- [Given problem]:
Single out the lines of the material that contain "Dollars" and copy them.

>> Begin Material provided

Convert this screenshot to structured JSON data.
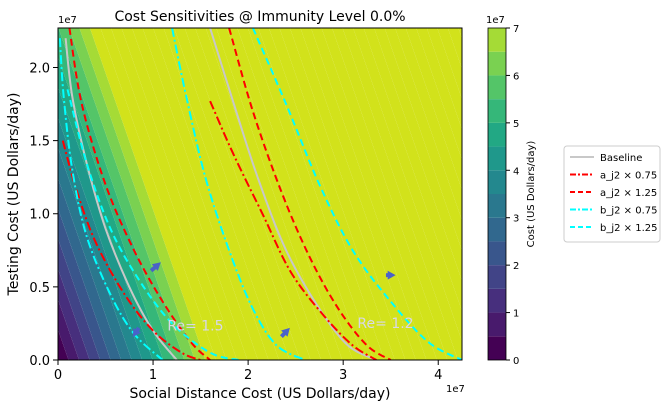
{
  "chart_data": {
    "type": "contour",
    "title": "Cost Sensitivities @ Immunity Level 0.0%",
    "xlabel": "Social Distance Cost (US Dollars/day)",
    "ylabel": "Testing Cost (US Dollars/day)",
    "x_multiplier": "1e7",
    "y_multiplier": "1e7",
    "xlim": [
      0,
      4.25
    ],
    "ylim": [
      0,
      2.27
    ],
    "x_ticks": [
      0,
      1,
      2,
      3,
      4
    ],
    "x_tick_labels": [
      "0",
      "1",
      "2",
      "3",
      "4"
    ],
    "y_ticks": [
      0.0,
      0.5,
      1.0,
      1.5,
      2.0
    ],
    "y_tick_labels": [
      "0.0",
      "0.5",
      "1.0",
      "1.5",
      "2.0"
    ],
    "colorbar": {
      "label": "Cost (US Dollars/day)",
      "multiplier": "1e7",
      "ticks": [
        0,
        1,
        2,
        3,
        4,
        5,
        6,
        7
      ],
      "tick_labels": [
        "0",
        "1",
        "2",
        "3",
        "4",
        "5",
        "6",
        "7"
      ],
      "range": [
        0,
        7
      ],
      "levels": 14,
      "colors": [
        "#440154",
        "#481a6c",
        "#472f7d",
        "#414487",
        "#39568c",
        "#31688e",
        "#2a788e",
        "#23888e",
        "#1f988b",
        "#22a884",
        "#35b779",
        "#54c568",
        "#7ad151",
        "#a5db36",
        "#d2e21b"
      ]
    },
    "cost_field": {
      "cx": 1.55,
      "cy": 2.9
    },
    "legend": {
      "placement": "outside-right",
      "entries": [
        {
          "label": "Baseline",
          "color": "#c8c8c8",
          "style": "solid"
        },
        {
          "label": "a_j2 × 0.75",
          "color": "#ff0000",
          "style": "dashdot"
        },
        {
          "label": "a_j2 × 1.25",
          "color": "#ff0000",
          "style": "dashed"
        },
        {
          "label": "b_j2 × 0.75",
          "color": "#00ffff",
          "style": "dashdot"
        },
        {
          "label": "b_j2 × 1.25",
          "color": "#00ffff",
          "style": "dashed"
        }
      ]
    },
    "series": [
      {
        "name": "Baseline",
        "group": "Re=1.5",
        "color": "#c8c8c8",
        "style": "solid",
        "points": [
          [
            0.08,
            2.2
          ],
          [
            0.15,
            1.8
          ],
          [
            0.3,
            1.35
          ],
          [
            0.5,
            0.9
          ],
          [
            0.75,
            0.5
          ],
          [
            1.0,
            0.2
          ],
          [
            1.25,
            0.0
          ]
        ]
      },
      {
        "name": "a_j2 × 0.75",
        "group": "Re=1.5",
        "color": "#ff0000",
        "style": "dashdot",
        "points": [
          [
            0.05,
            1.5
          ],
          [
            0.2,
            1.15
          ],
          [
            0.4,
            0.8
          ],
          [
            0.7,
            0.45
          ],
          [
            1.0,
            0.2
          ],
          [
            1.3,
            0.05
          ],
          [
            1.5,
            0.0
          ]
        ]
      },
      {
        "name": "a_j2 × 1.25",
        "group": "Re=1.5",
        "color": "#ff0000",
        "style": "dashed",
        "points": [
          [
            0.12,
            2.27
          ],
          [
            0.25,
            1.75
          ],
          [
            0.5,
            1.2
          ],
          [
            0.8,
            0.75
          ],
          [
            1.1,
            0.4
          ],
          [
            1.4,
            0.12
          ],
          [
            1.6,
            0.0
          ]
        ]
      },
      {
        "name": "b_j2 × 0.75",
        "group": "Re=1.5",
        "color": "#00ffff",
        "style": "dashdot",
        "points": [
          [
            0.02,
            2.2
          ],
          [
            0.06,
            1.8
          ],
          [
            0.15,
            1.3
          ],
          [
            0.3,
            0.85
          ],
          [
            0.55,
            0.45
          ],
          [
            0.8,
            0.18
          ],
          [
            1.1,
            0.0
          ]
        ]
      },
      {
        "name": "b_j2 × 1.25",
        "group": "Re=1.5",
        "color": "#00ffff",
        "style": "dashed",
        "points": [
          [
            0.1,
            1.85
          ],
          [
            0.3,
            1.35
          ],
          [
            0.55,
            0.9
          ],
          [
            0.85,
            0.55
          ],
          [
            1.2,
            0.25
          ],
          [
            1.6,
            0.05
          ],
          [
            1.9,
            0.0
          ]
        ]
      },
      {
        "name": "b_j2 × 0.75",
        "group": "Re=1.5",
        "color": "#00ffff",
        "style": "dashdot",
        "points": [
          [
            1.2,
            2.27
          ],
          [
            1.35,
            1.8
          ],
          [
            1.55,
            1.25
          ],
          [
            1.8,
            0.75
          ],
          [
            2.05,
            0.35
          ],
          [
            2.3,
            0.1
          ],
          [
            2.6,
            0.0
          ]
        ]
      },
      {
        "name": "Baseline",
        "group": "Re=1.2",
        "color": "#c8c8c8",
        "style": "solid",
        "points": [
          [
            1.6,
            2.27
          ],
          [
            1.85,
            1.75
          ],
          [
            2.1,
            1.25
          ],
          [
            2.4,
            0.75
          ],
          [
            2.75,
            0.35
          ],
          [
            3.05,
            0.1
          ],
          [
            3.35,
            0.0
          ]
        ]
      },
      {
        "name": "a_j2 × 0.75",
        "group": "Re=1.2",
        "color": "#ff0000",
        "style": "dashdot",
        "points": [
          [
            1.6,
            1.77
          ],
          [
            1.85,
            1.4
          ],
          [
            2.15,
            1.0
          ],
          [
            2.45,
            0.6
          ],
          [
            2.8,
            0.3
          ],
          [
            3.1,
            0.1
          ],
          [
            3.35,
            0.0
          ]
        ]
      },
      {
        "name": "a_j2 × 1.25",
        "group": "Re=1.2",
        "color": "#ff0000",
        "style": "dashed",
        "points": [
          [
            1.8,
            2.27
          ],
          [
            2.05,
            1.7
          ],
          [
            2.35,
            1.15
          ],
          [
            2.65,
            0.7
          ],
          [
            2.95,
            0.35
          ],
          [
            3.25,
            0.1
          ],
          [
            3.5,
            0.0
          ]
        ]
      },
      {
        "name": "b_j2 × 1.25",
        "group": "Re=1.2",
        "color": "#00ffff",
        "style": "dashed",
        "points": [
          [
            2.05,
            2.27
          ],
          [
            2.4,
            1.75
          ],
          [
            2.75,
            1.2
          ],
          [
            3.1,
            0.75
          ],
          [
            3.5,
            0.4
          ],
          [
            3.9,
            0.12
          ],
          [
            4.25,
            0.0
          ]
        ]
      }
    ],
    "annotations": [
      {
        "text": "Re= 1.5",
        "x": 1.15,
        "y": 0.2
      },
      {
        "text": "Re= 1.2",
        "x": 3.15,
        "y": 0.22
      }
    ],
    "arrows": [
      {
        "x": 0.98,
        "y": 0.61,
        "dx": 0.07,
        "dy": 0.04
      },
      {
        "x": 0.85,
        "y": 0.22,
        "dx": -0.04,
        "dy": -0.04
      },
      {
        "x": 2.35,
        "y": 0.16,
        "dx": 0.06,
        "dy": 0.04
      },
      {
        "x": 3.45,
        "y": 0.58,
        "dx": 0.06,
        "dy": 0.0
      }
    ]
  }
}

>> End Material provided

- [The output]:
    "xlabel": "Social Distance Cost (US Dollars/day)",
    "ylabel": "Testing Cost (US Dollars/day)",
      "label": "Cost (US Dollars/day)",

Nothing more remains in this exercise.